#### STATED GOAL:
Don't copy the pictures; return every other part of the records exactly.
— START ENTRIES —
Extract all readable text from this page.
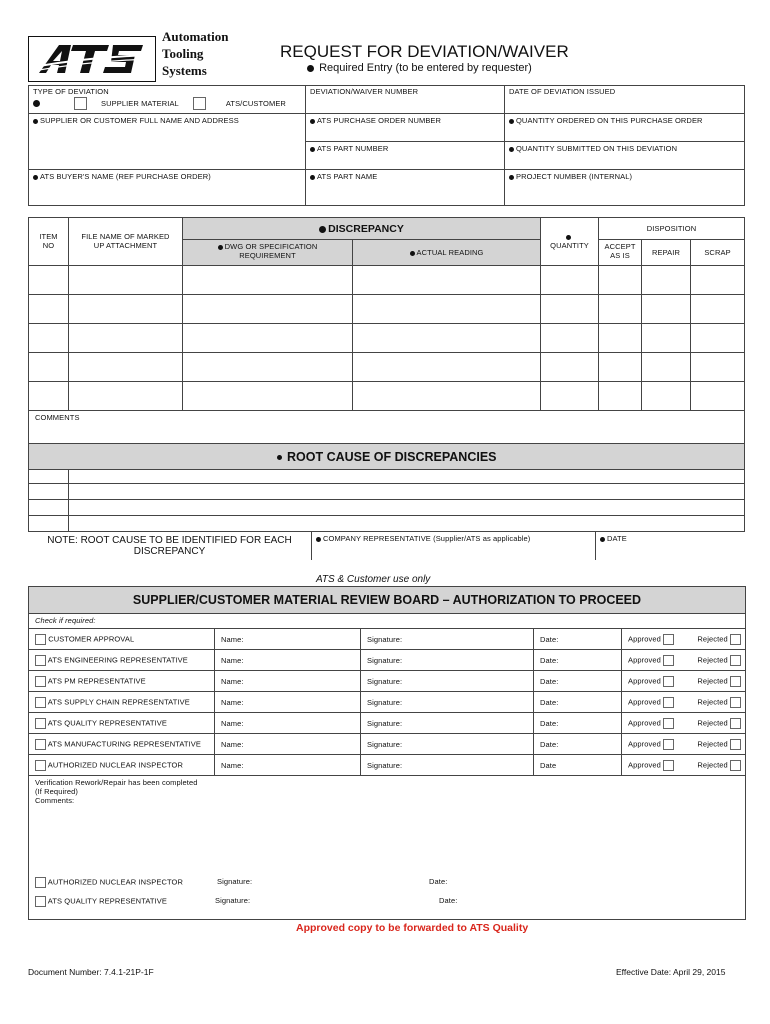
Automation
Tooling
Systems
REQUEST FOR DEVIATION/WAIVER
Required Entry (to be entered by requester)
TYPE OF DEVIATION
SUPPLIER MATERIAL ATS/CUSTOMER	DEVIATION/WAIVER NUMBER	DATE OF DEVIATION ISSUED

SUPPLIER OR CUSTOMER FULL NAME AND ADDRESS	ATS PURCHASE ORDER NUMBER	QUANTITY ORDERED ON THIS PURCHASE ORDER

	ATS PART NUMBER	QUANTITY SUBMITTED ON THIS DEVIATION

ATS BUYER'S NAME (REF PURCHASE ORDER)	ATS PART NAME	PROJECT NUMBER (INTERNAL)
ITEM NO	FILE NAME OF MARKED UP ATTACHMENT	DISCREPANCY		QUANTITY	DISPOSITION		

		DWG OR SPECIFICATION REQUIREMENT	ACTUAL READING		ACCEPT AS IS	REPAIR	SCRAP

COMMENTS							
ROOT CAUSE OF DISCREPANCIES	

NOTE: ROOT CAUSE TO BE IDENTIFIED FOR EACH DISCREPANCY

COMPANY REPRESENTATIVE (Supplier/ATS as applicable)	DATE
ATS & Customer use only
SUPPLIER/CUSTOMER MATERIAL REVIEW BOARD – AUTHORIZATION TO PROCEED
Check if required:
CUSTOMER APPROVAL	Name:	Signature:	Date:	Approved Rejected

ATS ENGINEERING REPRESENTATIVE	Name:	Signature:	Date:	Approved Rejected

ATS PM REPRESENTATIVE	Name:	Signature:	Date:	Approved Rejected

ATS SUPPLY CHAIN REPRESENTATIVE	Name:	Signature:	Date:	Approved Rejected

ATS QUALITY REPRESENTATIVE	Name:	Signature:	Date:	Approved Rejected

ATS MANUFACTURING REPRESENTATIVE	Name:	Signature:	Date:	Approved Rejected

AUTHORIZED NUCLEAR INSPECTOR	Name:	Signature:	Date	Approved Rejected
Verification Rework/Repair has been completed
(If Required)
Comments:
AUTHORIZED NUCLEAR INSPECTOR	Signature:	Date:
ATS QUALITY REPRESENTATIVE	Signature:	Date:
Approved copy to be forwarded to ATS Quality
Document Number: 7.4.1-21P-1F	Effective Date: April 29, 2015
— END ENTRIES —
#### RESULT OF THIS EXERCISE:
Extract all readable text from this page.
Automation
Tooling
Systems
REQUEST FOR DEVIATION/WAIVER
Required Entry (to be entered by requester)
TYPE OF DEVIATION
SUPPLIER MATERIAL ATS/CUSTOMER	DEVIATION/WAIVER NUMBER	DATE OF DEVIATION ISSUED

SUPPLIER OR CUSTOMER FULL NAME AND ADDRESS	ATS PURCHASE ORDER NUMBER	QUANTITY ORDERED ON THIS PURCHASE ORDER

	ATS PART NUMBER	QUANTITY SUBMITTED ON THIS DEVIATION

ATS BUYER'S NAME (REF PURCHASE ORDER)	ATS PART NAME	PROJECT NUMBER (INTERNAL)
ITEM NO	FILE NAME OF MARKED UP ATTACHMENT	DISCREPANCY		QUANTITY	DISPOSITION		

		DWG OR SPECIFICATION REQUIREMENT	ACTUAL READING		ACCEPT AS IS	REPAIR	SCRAP

COMMENTS							
ROOT CAUSE OF DISCREPANCIES	

NOTE: ROOT CAUSE TO BE IDENTIFIED FOR EACH DISCREPANCY

COMPANY REPRESENTATIVE (Supplier/ATS as applicable)	DATE
ATS & Customer use only
SUPPLIER/CUSTOMER MATERIAL REVIEW BOARD – AUTHORIZATION TO PROCEED
Check if required:
CUSTOMER APPROVAL	Name:	Signature:	Date:	Approved Rejected

ATS ENGINEERING REPRESENTATIVE	Name:	Signature:	Date:	Approved Rejected

ATS PM REPRESENTATIVE	Name:	Signature:	Date:	Approved Rejected

ATS SUPPLY CHAIN REPRESENTATIVE	Name:	Signature:	Date:	Approved Rejected

ATS QUALITY REPRESENTATIVE	Name:	Signature:	Date:	Approved Rejected

ATS MANUFACTURING REPRESENTATIVE	Name:	Signature:	Date:	Approved Rejected

AUTHORIZED NUCLEAR INSPECTOR	Name:	Signature:	Date	Approved Rejected
Verification Rework/Repair has been completed
(If Required)
Comments:
AUTHORIZED NUCLEAR INSPECTOR	Signature:	Date:
ATS QUALITY REPRESENTATIVE	Signature:	Date:
Approved copy to be forwarded to ATS Quality
Document Number: 7.4.1-21P-1F	Effective Date: April 29, 2015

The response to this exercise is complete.